* [Problem requirements]:
Each line with the word "title" must appear in the answer, copied from the records.

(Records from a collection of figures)
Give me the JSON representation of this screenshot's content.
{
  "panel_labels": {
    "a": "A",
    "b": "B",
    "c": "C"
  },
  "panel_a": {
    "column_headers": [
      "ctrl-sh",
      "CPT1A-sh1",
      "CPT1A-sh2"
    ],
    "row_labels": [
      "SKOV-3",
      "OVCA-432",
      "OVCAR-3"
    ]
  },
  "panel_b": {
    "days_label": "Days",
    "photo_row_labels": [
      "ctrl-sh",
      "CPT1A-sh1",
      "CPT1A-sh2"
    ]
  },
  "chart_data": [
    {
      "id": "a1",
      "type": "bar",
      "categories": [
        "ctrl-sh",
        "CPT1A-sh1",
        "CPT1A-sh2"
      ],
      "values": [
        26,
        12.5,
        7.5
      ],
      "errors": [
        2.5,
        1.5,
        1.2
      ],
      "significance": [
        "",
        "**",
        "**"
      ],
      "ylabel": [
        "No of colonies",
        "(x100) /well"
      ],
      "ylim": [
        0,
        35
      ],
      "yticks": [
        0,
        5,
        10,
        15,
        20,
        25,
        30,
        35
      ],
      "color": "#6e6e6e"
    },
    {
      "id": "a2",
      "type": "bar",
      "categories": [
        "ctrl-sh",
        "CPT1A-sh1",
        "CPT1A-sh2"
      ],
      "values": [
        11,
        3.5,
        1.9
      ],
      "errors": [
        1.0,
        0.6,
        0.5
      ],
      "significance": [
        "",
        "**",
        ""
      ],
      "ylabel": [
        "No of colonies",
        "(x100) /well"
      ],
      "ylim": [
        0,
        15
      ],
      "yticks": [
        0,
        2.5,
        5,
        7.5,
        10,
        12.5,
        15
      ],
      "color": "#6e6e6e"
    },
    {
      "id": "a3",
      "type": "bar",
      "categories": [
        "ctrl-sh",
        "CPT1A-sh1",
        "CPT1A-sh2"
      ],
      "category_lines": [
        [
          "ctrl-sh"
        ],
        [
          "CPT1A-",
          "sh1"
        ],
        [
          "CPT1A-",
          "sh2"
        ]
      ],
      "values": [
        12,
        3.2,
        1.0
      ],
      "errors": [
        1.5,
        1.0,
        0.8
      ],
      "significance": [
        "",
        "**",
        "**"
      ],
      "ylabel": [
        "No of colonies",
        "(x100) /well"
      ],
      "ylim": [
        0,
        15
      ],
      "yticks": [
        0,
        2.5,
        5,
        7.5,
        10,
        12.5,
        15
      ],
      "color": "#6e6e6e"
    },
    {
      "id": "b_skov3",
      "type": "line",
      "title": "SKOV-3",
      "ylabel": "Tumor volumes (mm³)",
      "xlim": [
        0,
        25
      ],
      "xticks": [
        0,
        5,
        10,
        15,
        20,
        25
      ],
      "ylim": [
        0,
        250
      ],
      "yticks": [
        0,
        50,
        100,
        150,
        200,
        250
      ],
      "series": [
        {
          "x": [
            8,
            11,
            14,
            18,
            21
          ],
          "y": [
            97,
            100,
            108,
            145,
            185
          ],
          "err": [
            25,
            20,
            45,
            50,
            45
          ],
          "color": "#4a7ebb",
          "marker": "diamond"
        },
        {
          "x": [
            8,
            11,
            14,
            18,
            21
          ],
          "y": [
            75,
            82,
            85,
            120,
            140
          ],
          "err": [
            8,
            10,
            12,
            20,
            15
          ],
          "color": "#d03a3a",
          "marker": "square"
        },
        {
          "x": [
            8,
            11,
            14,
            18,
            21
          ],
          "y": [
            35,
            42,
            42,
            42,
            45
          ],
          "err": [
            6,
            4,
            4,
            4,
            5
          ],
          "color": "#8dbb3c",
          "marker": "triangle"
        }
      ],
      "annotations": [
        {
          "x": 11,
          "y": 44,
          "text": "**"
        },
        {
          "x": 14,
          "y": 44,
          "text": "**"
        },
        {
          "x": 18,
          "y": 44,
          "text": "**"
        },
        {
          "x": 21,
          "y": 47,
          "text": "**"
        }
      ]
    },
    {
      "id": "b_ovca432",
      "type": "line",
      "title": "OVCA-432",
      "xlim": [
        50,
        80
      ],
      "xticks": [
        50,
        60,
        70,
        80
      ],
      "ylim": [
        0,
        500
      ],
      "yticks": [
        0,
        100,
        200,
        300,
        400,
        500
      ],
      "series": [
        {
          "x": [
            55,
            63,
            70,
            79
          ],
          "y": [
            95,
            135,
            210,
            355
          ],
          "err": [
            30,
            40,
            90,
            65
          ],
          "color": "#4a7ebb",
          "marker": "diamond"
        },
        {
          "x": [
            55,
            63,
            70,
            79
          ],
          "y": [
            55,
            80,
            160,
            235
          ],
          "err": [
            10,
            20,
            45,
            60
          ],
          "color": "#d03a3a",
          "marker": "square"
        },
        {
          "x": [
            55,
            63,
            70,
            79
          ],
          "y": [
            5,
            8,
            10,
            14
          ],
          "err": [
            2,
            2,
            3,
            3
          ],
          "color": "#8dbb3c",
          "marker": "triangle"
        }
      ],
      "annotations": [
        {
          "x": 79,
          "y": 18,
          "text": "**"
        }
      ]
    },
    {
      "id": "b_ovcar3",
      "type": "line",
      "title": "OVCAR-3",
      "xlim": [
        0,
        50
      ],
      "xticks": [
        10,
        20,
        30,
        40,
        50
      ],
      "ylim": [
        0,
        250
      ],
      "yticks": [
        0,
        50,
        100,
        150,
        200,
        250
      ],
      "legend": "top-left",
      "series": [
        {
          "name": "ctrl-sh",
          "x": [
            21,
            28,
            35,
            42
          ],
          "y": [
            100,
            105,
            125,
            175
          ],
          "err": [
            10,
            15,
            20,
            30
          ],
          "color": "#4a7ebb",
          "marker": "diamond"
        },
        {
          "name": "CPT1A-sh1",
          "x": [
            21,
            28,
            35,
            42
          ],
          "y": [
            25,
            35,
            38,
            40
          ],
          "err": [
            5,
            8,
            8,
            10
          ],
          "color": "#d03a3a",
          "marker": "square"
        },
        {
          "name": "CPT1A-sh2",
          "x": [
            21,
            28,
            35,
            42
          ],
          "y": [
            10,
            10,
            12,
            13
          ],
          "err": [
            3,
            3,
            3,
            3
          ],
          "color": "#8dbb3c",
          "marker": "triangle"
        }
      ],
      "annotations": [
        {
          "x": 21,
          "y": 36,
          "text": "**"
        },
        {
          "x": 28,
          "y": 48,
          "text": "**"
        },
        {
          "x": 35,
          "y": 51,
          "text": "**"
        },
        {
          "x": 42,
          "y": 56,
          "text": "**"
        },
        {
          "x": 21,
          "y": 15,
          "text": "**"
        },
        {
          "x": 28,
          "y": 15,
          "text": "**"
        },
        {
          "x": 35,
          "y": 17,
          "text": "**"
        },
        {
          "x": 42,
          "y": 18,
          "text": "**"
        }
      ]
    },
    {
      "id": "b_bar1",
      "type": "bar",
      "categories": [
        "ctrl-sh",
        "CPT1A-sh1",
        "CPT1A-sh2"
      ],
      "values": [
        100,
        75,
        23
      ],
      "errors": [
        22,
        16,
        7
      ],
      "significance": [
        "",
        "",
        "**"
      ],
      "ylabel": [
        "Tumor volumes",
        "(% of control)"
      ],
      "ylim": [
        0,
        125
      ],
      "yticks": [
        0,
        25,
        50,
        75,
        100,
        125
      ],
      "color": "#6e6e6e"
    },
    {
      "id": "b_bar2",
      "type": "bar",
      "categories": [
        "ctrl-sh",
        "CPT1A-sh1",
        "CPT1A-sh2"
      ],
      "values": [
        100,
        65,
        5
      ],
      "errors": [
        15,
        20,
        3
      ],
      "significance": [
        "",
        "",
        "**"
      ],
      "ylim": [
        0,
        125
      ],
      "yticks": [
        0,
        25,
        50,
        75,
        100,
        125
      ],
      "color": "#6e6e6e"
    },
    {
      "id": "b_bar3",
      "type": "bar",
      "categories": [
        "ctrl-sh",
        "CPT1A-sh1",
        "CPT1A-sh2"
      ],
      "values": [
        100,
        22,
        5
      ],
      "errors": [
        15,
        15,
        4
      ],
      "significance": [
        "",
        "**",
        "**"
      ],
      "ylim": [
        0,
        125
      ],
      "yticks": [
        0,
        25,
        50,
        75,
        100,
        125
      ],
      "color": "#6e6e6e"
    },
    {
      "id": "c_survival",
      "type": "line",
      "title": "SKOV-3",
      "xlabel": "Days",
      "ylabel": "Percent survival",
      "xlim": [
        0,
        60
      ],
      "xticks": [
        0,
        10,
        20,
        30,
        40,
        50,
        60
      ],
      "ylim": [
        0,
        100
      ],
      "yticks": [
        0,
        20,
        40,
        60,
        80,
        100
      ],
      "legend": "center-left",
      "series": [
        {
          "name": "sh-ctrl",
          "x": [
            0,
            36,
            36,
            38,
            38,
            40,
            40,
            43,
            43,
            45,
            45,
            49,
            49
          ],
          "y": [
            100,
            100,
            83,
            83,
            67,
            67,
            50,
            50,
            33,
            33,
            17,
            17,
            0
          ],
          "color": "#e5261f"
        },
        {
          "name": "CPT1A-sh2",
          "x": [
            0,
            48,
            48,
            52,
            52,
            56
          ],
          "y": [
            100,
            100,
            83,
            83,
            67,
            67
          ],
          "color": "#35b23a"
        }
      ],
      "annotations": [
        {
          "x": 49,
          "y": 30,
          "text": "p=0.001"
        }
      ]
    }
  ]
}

* [Reply]:
      "title": "SKOV-3",
      "title": "OVCA-432",
      "title": "OVCAR-3",
      "title": "SKOV-3",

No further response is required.